* _RECORD LIST_

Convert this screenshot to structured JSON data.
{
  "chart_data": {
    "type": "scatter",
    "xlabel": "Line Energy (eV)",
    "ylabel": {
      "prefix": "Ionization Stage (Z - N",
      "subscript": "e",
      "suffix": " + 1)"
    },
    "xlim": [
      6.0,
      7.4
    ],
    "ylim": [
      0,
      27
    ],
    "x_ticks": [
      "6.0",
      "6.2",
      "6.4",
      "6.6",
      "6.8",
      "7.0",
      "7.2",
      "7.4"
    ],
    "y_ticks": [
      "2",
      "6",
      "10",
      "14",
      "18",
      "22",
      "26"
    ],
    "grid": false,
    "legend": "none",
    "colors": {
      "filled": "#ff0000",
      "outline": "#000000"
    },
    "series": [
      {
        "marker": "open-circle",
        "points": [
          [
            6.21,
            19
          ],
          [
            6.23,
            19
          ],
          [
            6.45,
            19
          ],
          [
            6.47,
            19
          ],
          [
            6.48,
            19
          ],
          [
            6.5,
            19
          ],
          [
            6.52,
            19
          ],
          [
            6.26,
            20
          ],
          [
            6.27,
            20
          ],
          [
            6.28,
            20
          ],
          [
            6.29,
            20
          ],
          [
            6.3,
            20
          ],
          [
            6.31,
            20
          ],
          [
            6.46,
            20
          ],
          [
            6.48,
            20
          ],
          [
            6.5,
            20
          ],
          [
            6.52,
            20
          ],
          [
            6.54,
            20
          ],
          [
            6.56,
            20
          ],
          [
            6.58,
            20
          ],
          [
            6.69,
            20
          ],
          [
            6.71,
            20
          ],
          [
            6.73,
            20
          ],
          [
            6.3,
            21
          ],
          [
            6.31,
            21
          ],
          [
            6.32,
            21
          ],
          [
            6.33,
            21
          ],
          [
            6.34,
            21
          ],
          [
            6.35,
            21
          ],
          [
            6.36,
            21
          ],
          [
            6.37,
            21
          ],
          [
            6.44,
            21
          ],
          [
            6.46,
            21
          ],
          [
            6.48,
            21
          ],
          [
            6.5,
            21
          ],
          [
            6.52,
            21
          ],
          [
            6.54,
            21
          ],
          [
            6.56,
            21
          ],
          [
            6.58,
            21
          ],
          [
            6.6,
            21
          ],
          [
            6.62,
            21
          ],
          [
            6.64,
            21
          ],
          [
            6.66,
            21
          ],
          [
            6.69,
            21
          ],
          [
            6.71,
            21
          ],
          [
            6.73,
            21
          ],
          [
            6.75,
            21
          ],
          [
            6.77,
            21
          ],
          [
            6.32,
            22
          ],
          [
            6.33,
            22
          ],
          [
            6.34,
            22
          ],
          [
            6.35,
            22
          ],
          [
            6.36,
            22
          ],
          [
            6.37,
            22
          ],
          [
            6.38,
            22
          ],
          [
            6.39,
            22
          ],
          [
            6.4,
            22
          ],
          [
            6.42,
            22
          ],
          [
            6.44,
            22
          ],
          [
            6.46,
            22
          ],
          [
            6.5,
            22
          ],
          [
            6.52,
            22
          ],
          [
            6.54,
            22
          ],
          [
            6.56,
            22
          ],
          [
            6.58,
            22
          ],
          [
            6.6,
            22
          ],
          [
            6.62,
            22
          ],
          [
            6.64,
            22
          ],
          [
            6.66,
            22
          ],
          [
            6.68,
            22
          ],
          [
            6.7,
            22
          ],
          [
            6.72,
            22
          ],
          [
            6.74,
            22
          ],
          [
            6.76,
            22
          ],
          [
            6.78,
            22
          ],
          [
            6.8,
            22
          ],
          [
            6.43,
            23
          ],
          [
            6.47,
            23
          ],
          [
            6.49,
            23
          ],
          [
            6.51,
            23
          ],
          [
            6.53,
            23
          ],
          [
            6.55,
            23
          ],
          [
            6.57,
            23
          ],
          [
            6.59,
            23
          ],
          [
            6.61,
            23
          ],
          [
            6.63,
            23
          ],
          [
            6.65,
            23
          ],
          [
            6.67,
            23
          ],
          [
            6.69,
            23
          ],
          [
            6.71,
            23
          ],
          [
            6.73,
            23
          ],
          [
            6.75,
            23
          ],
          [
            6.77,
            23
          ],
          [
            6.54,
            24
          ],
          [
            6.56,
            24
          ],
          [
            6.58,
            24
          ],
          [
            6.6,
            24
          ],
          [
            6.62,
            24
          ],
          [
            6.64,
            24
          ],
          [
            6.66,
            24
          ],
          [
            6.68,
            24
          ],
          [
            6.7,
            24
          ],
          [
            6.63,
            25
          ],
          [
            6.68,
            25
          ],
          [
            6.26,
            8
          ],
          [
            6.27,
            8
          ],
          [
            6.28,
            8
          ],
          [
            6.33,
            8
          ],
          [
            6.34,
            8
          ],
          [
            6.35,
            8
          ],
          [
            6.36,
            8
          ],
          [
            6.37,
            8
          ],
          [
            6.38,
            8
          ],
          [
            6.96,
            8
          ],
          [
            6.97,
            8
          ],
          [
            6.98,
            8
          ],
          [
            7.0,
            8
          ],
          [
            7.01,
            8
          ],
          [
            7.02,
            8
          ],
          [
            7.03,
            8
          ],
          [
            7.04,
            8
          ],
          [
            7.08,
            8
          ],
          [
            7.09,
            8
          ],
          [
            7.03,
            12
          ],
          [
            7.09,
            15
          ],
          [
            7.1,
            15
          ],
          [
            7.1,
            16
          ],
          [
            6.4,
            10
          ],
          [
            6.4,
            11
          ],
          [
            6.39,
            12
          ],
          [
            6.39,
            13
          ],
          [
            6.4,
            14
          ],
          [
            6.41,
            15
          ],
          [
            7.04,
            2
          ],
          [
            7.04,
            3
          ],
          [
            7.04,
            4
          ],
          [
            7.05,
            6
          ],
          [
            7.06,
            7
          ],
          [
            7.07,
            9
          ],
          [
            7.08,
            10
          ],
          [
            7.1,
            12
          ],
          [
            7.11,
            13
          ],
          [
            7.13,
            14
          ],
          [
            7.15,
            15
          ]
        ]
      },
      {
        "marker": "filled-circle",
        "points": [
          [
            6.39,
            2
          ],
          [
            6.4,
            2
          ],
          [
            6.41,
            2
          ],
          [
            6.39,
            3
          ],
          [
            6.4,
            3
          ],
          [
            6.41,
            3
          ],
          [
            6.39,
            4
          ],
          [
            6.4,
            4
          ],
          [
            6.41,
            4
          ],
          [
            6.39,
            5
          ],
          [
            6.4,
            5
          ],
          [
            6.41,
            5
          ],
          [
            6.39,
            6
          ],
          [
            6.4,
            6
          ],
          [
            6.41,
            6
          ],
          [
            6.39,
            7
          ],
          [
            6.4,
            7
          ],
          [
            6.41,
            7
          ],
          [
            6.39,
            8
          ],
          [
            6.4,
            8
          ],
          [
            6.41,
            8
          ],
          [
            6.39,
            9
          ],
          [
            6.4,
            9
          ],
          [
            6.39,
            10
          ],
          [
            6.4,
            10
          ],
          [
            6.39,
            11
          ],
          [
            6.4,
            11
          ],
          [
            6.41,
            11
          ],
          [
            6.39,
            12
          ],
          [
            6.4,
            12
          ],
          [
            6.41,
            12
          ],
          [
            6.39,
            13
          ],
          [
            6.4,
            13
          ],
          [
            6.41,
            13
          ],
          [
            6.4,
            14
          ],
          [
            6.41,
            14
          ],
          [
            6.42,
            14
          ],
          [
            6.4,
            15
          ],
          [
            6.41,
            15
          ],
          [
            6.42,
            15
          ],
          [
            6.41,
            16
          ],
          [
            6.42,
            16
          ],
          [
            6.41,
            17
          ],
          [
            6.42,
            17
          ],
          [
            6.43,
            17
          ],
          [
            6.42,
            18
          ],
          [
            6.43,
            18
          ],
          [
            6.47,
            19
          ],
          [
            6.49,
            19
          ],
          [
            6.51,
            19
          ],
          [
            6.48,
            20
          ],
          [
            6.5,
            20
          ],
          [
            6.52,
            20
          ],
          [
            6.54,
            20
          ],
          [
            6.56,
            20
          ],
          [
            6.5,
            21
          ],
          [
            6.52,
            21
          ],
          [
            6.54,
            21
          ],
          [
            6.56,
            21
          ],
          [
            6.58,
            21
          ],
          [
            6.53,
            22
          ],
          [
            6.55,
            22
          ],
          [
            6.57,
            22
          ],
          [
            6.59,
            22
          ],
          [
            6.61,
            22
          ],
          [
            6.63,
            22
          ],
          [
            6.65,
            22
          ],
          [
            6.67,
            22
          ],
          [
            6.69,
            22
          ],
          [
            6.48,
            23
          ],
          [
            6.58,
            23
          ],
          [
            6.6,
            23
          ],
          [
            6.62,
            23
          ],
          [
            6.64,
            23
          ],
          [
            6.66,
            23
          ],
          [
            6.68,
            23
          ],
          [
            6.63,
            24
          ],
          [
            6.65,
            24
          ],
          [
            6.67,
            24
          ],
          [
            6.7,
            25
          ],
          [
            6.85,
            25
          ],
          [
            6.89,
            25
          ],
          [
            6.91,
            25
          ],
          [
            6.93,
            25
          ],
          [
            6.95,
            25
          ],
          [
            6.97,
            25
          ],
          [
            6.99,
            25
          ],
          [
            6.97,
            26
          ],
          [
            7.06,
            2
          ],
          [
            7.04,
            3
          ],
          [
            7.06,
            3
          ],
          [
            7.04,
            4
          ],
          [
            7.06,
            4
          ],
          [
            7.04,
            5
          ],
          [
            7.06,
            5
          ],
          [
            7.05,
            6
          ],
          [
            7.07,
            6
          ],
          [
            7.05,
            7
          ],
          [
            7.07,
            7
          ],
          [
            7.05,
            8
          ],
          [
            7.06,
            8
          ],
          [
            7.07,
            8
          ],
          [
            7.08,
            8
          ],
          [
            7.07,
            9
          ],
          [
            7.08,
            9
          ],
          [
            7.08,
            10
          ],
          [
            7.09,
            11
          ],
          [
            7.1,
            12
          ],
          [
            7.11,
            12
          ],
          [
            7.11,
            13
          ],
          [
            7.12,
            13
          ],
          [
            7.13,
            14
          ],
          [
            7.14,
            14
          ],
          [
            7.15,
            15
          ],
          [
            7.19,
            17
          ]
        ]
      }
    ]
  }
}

* _WHAT TO PRODUCE_
Copy out every line holding the string "filled".

* _REPLY TO THE EXERCISE_
      "filled": "#ff0000",
        "marker": "filled-circle",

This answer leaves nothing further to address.